Stored data entries:
########################################

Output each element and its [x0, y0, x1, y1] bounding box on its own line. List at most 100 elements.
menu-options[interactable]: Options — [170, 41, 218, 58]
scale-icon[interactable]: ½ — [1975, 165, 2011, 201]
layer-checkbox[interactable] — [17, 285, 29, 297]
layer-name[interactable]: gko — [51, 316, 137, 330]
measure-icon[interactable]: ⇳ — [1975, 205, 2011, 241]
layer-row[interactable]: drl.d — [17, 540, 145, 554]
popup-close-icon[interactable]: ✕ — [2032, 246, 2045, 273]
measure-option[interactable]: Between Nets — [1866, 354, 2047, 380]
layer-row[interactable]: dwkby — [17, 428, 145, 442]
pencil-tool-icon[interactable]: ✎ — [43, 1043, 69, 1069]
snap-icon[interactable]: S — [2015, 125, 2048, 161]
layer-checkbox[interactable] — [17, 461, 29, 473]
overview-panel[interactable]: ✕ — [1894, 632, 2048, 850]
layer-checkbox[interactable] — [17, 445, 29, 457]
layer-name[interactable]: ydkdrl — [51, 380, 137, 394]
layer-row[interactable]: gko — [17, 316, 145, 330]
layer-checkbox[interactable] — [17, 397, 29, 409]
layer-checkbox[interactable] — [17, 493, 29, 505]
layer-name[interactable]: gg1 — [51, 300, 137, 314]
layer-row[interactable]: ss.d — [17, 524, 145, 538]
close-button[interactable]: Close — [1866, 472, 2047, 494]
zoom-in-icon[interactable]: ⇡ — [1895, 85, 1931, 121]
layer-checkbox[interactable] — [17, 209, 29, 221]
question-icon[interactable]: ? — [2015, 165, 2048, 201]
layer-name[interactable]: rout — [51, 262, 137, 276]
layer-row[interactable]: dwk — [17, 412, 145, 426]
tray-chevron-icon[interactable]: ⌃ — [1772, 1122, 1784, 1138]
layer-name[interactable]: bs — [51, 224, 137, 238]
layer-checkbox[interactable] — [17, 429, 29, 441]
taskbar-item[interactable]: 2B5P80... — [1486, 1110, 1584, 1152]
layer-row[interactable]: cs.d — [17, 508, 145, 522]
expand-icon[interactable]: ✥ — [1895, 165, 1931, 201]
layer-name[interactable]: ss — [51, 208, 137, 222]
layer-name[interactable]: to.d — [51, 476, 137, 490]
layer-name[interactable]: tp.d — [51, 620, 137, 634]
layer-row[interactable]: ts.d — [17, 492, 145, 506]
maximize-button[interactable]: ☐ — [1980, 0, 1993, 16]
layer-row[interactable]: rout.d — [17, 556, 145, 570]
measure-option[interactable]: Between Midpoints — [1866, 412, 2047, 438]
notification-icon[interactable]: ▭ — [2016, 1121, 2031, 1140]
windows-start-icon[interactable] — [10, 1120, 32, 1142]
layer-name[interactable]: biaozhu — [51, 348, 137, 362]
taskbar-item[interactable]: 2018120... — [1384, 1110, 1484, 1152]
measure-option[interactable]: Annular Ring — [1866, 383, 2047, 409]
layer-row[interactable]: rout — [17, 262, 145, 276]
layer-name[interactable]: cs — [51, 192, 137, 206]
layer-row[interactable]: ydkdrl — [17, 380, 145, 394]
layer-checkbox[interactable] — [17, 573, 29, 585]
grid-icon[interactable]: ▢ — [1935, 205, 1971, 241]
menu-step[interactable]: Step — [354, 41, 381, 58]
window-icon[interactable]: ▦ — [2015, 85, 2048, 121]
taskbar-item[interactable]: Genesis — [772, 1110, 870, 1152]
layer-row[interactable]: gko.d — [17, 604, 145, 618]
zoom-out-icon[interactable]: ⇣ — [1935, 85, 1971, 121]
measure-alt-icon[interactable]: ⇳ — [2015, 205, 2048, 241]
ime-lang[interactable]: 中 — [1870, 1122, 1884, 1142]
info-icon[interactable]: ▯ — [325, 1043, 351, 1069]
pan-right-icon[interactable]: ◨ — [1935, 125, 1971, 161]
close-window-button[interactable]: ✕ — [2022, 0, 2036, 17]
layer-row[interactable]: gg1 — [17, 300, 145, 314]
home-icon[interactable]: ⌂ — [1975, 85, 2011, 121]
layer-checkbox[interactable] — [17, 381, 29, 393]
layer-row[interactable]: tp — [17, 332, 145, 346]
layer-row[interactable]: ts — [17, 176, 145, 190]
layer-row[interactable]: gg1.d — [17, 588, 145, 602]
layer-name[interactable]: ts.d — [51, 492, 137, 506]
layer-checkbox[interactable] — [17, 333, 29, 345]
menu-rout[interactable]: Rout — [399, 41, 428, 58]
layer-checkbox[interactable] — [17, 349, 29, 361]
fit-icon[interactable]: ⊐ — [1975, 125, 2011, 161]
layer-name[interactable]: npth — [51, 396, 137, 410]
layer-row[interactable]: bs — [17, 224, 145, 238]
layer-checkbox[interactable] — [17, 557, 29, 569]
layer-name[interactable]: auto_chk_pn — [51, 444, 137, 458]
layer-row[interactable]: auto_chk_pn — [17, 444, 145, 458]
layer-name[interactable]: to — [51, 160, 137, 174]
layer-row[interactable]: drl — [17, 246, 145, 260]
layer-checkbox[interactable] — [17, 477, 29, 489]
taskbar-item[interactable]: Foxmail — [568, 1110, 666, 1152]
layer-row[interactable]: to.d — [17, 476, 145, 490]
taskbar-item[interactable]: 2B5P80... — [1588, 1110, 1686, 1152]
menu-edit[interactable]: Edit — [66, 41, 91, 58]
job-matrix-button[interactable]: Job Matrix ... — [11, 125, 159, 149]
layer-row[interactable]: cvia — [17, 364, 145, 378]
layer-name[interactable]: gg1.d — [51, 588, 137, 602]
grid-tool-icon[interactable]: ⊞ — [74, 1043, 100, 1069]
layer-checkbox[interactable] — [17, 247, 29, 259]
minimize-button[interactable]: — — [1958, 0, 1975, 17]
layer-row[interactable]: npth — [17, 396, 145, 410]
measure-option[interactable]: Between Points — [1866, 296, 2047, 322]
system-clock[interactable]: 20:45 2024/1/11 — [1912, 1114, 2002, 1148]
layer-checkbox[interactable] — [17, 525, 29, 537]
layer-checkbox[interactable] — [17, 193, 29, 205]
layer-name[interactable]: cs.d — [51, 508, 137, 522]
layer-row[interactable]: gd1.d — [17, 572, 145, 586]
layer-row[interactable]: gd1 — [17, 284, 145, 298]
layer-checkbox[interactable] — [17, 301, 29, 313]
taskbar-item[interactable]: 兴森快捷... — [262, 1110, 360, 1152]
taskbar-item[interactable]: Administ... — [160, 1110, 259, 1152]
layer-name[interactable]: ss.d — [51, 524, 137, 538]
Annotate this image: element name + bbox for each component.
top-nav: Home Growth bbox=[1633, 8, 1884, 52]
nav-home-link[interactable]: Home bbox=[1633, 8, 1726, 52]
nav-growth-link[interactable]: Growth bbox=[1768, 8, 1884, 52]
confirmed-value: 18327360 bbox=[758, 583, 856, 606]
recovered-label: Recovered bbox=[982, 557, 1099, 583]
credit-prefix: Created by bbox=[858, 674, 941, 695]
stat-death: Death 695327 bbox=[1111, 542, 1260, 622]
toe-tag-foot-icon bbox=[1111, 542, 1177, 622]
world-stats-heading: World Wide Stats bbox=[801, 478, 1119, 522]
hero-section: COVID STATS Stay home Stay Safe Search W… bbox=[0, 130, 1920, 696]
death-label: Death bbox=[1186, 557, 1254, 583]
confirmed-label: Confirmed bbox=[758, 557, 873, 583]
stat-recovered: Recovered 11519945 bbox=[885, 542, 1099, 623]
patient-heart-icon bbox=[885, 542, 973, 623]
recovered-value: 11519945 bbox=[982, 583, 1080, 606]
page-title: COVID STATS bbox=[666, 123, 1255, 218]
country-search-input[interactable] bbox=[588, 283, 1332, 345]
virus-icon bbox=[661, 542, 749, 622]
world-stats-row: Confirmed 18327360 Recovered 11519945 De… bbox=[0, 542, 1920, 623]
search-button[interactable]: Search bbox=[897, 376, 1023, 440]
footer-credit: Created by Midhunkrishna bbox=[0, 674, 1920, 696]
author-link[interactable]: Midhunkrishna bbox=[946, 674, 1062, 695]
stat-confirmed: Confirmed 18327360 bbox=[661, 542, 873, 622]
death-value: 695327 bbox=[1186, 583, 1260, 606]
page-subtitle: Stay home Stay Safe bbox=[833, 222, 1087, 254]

########################################

■ Problem ■
Go through the records above and copy each line where "Safe" is found.

■ Task response ■
hero-section: COVID STATS Stay home Stay Safe Search W… bbox=[0, 130, 1920, 696]
page-subtitle: Stay home Stay Safe bbox=[833, 222, 1087, 254]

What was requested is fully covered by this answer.